__Data lines__
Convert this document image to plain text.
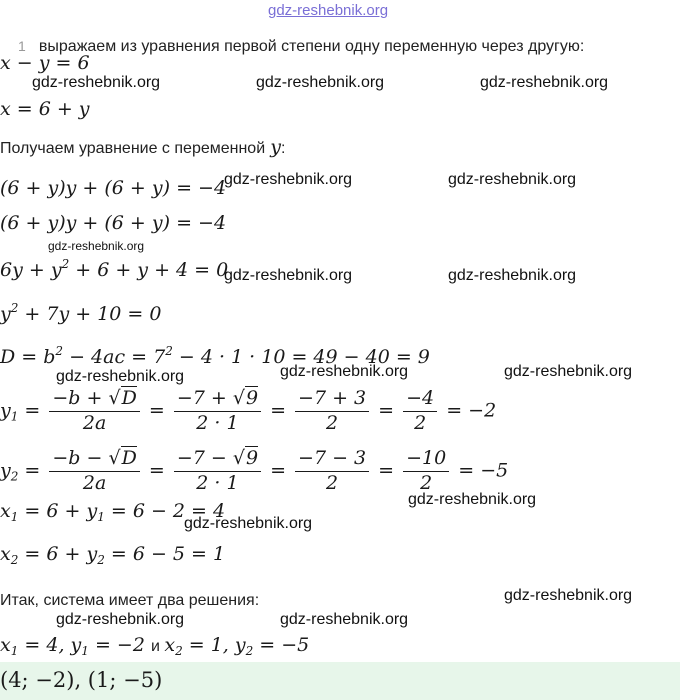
gdz-reshebnik.org
1 выражаем из уравнения первой степени одну переменную через другую:
x − y = 6
x = 6 + y
Получаем уравнение с переменной y:
(6 + y)y + (6 + y) = −4
(6 + y)y + (6 + y) = −4
$6y + y^2 + 6 + y + 4 = 0$
$y^2 + 7y + 10 = 0$
$D = b^2 - 4ac = 7^2 - 4 \cdot 1 \cdot 10 = 49 - 40 = 9$
$y_1 = \frac{-b + √D}{2a} = \frac{-7 + √9}{2 \cdot 1} = \frac{-7 + 3}{2} = \frac{-4}{2} = -2$
$y_2 = \frac{-b - √D}{2a} = \frac{-7 - √9}{2 \cdot 1} = \frac{-7 - 3}{2} = \frac{-10}{2} = -5$
$x_1 = 6 + y_1 = 6 - 2 = 4$
$x_2 = 6 + y_2 = 6 - 5 = 1$
Итак, система имеет два решения:
$x_1 = 4$, $y_1 = -2$ и $x_2 = 1$, $y_2 = -5$
(4; −2), (1; −5)
gdz-reshebnik.org	gdz-reshebnik.org	gdz-reshebnik.org
gdz-reshebnik.org	gdz-reshebnik.org
gdz-reshebnik.org
gdz-reshebnik.org	gdz-reshebnik.org
gdz-reshebnik.org	gdz-reshebnik.org	gdz-reshebnik.org
gdz-reshebnik.org
gdz-reshebnik.org
gdz-reshebnik.org
gdz-reshebnik.org	gdz-reshebnik.org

__Problem requirements__
Print all of the entries word for word. Omit the pictures they contain.

__Exercise result__
Convert this document image to plain text.
gdz-reshebnik.org
1 выражаем из уравнения первой степени одну переменную через другую:
x − y = 6
x = 6 + y
Получаем уравнение с переменной y:
(6 + y)y + (6 + y) = −4
(6 + y)y + (6 + y) = −4
$6y + y^2 + 6 + y + 4 = 0$
$y^2 + 7y + 10 = 0$
$D = b^2 - 4ac = 7^2 - 4 \cdot 1 \cdot 10 = 49 - 40 = 9$
$y_1 = \frac{-b + √D}{2a} = \frac{-7 + √9}{2 \cdot 1} = \frac{-7 + 3}{2} = \frac{-4}{2} = -2$
$y_2 = \frac{-b - √D}{2a} = \frac{-7 - √9}{2 \cdot 1} = \frac{-7 - 3}{2} = \frac{-10}{2} = -5$
$x_1 = 6 + y_1 = 6 - 2 = 4$
$x_2 = 6 + y_2 = 6 - 5 = 1$
Итак, система имеет два решения:
$x_1 = 4$, $y_1 = -2$ и $x_2 = 1$, $y_2 = -5$
(4; −2), (1; −5)
gdz-reshebnik.org	gdz-reshebnik.org	gdz-reshebnik.org
gdz-reshebnik.org	gdz-reshebnik.org
gdz-reshebnik.org
gdz-reshebnik.org	gdz-reshebnik.org
gdz-reshebnik.org	gdz-reshebnik.org	gdz-reshebnik.org
gdz-reshebnik.org
gdz-reshebnik.org
gdz-reshebnik.org
gdz-reshebnik.org	gdz-reshebnik.org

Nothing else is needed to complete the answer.